**PROVIDED DATA**
---

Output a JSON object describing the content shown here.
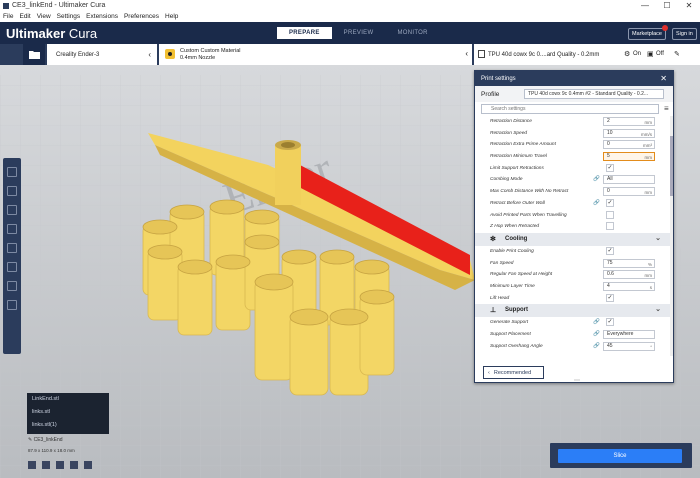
{
  "window": {
    "title": "CE3_linkEnd - Ultimaker Cura",
    "min": "—",
    "max": "☐",
    "close": "✕"
  },
  "menu": [
    "File",
    "Edit",
    "View",
    "Settings",
    "Extensions",
    "Preferences",
    "Help"
  ],
  "header": {
    "brand_bold": "Ultimaker",
    "brand_thin": "Cura",
    "stages": [
      "PREPARE",
      "PREVIEW",
      "MONITOR"
    ],
    "active_stage": "PREPARE",
    "marketplace": "Marketplace",
    "signin": "Sign in"
  },
  "jobbar": {
    "printer": "Creality Ender-3",
    "material_line1": "Custom Custom Material",
    "material_line2": "0.4mm Nozzle",
    "profile": "TPU 40d cowx 9c 0....ard Quality - 0.2mm",
    "support": "On",
    "adhesion": "Off"
  },
  "settings": {
    "panel_title": "Print settings",
    "profile_label": "Profile",
    "profile_value": "TPU 40d cowx 9c 0.4mm #2 - Standard Quality - 0.2...",
    "search_placeholder": "Search settings",
    "rows": [
      {
        "label": "Retraction Distance",
        "value": "2",
        "unit": "mm"
      },
      {
        "label": "Retraction Speed",
        "value": "10",
        "unit": "mm/s"
      },
      {
        "label": "Retraction Extra Prime Amount",
        "value": "0",
        "unit": "mm³"
      },
      {
        "label": "Retraction Minimum Travel",
        "value": "5",
        "unit": "mm"
      },
      {
        "label": "Limit Support Retractions",
        "check": "✓"
      },
      {
        "label": "Combing Mode",
        "select": "All"
      },
      {
        "label": "Max Comb Distance With No Retract",
        "value": "0",
        "unit": "mm"
      },
      {
        "label": "Retract Before Outer Wall",
        "check": "✓"
      },
      {
        "label": "Avoid Printed Parts When Travelling",
        "check": ""
      },
      {
        "label": "Z Hop When Retracted",
        "check": ""
      }
    ],
    "cat_cooling": "Cooling",
    "cooling_rows": [
      {
        "label": "Enable Print Cooling",
        "check": "✓"
      },
      {
        "label": "Fan Speed",
        "value": "75",
        "unit": "%"
      },
      {
        "label": "Regular Fan Speed at Height",
        "value": "0.6",
        "unit": "mm"
      },
      {
        "label": "Minimum Layer Time",
        "value": "4",
        "unit": "s"
      },
      {
        "label": "Lift Head",
        "check": "✓"
      }
    ],
    "cat_support": "Support",
    "support_rows": [
      {
        "label": "Generate Support",
        "check": "✓"
      },
      {
        "label": "Support Placement",
        "select": "Everywhere"
      },
      {
        "label": "Support Overhang Angle",
        "value": "45",
        "unit": "°"
      }
    ],
    "recommended": "Recommended"
  },
  "objects": {
    "list": [
      "LinkEnd.stl",
      "links.stl",
      "links.stl(1)"
    ],
    "status": "CE3_linkEnd",
    "dims": "87.9 x 110.9 x 18.0 mm"
  },
  "slice": "Slice"
}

---

**GOAL**
Write the records out once more, exactly as they appear, with no pictures.

**SOLUTION TO THIS TASK**
Output a JSON object describing the content shown here.
{
  "window": {
    "title": "CE3_linkEnd - Ultimaker Cura",
    "min": "—",
    "max": "☐",
    "close": "✕"
  },
  "menu": [
    "File",
    "Edit",
    "View",
    "Settings",
    "Extensions",
    "Preferences",
    "Help"
  ],
  "header": {
    "brand_bold": "Ultimaker",
    "brand_thin": "Cura",
    "stages": [
      "PREPARE",
      "PREVIEW",
      "MONITOR"
    ],
    "active_stage": "PREPARE",
    "marketplace": "Marketplace",
    "signin": "Sign in"
  },
  "jobbar": {
    "printer": "Creality Ender-3",
    "material_line1": "Custom Custom Material",
    "material_line2": "0.4mm Nozzle",
    "profile": "TPU 40d cowx 9c 0....ard Quality - 0.2mm",
    "support": "On",
    "adhesion": "Off"
  },
  "settings": {
    "panel_title": "Print settings",
    "profile_label": "Profile",
    "profile_value": "TPU 40d cowx 9c 0.4mm #2 - Standard Quality - 0.2...",
    "search_placeholder": "Search settings",
    "rows": [
      {
        "label": "Retraction Distance",
        "value": "2",
        "unit": "mm"
      },
      {
        "label": "Retraction Speed",
        "value": "10",
        "unit": "mm/s"
      },
      {
        "label": "Retraction Extra Prime Amount",
        "value": "0",
        "unit": "mm³"
      },
      {
        "label": "Retraction Minimum Travel",
        "value": "5",
        "unit": "mm"
      },
      {
        "label": "Limit Support Retractions",
        "check": "✓"
      },
      {
        "label": "Combing Mode",
        "select": "All"
      },
      {
        "label": "Max Comb Distance With No Retract",
        "value": "0",
        "unit": "mm"
      },
      {
        "label": "Retract Before Outer Wall",
        "check": "✓"
      },
      {
        "label": "Avoid Printed Parts When Travelling",
        "check": ""
      },
      {
        "label": "Z Hop When Retracted",
        "check": ""
      }
    ],
    "cat_cooling": "Cooling",
    "cooling_rows": [
      {
        "label": "Enable Print Cooling",
        "check": "✓"
      },
      {
        "label": "Fan Speed",
        "value": "75",
        "unit": "%"
      },
      {
        "label": "Regular Fan Speed at Height",
        "value": "0.6",
        "unit": "mm"
      },
      {
        "label": "Minimum Layer Time",
        "value": "4",
        "unit": "s"
      },
      {
        "label": "Lift Head",
        "check": "✓"
      }
    ],
    "cat_support": "Support",
    "support_rows": [
      {
        "label": "Generate Support",
        "check": "✓"
      },
      {
        "label": "Support Placement",
        "select": "Everywhere"
      },
      {
        "label": "Support Overhang Angle",
        "value": "45",
        "unit": "°"
      }
    ],
    "recommended": "Recommended"
  },
  "objects": {
    "list": [
      "LinkEnd.stl",
      "links.stl",
      "links.stl(1)"
    ],
    "status": "CE3_linkEnd",
    "dims": "87.9 x 110.9 x 18.0 mm"
  },
  "slice": "Slice"
}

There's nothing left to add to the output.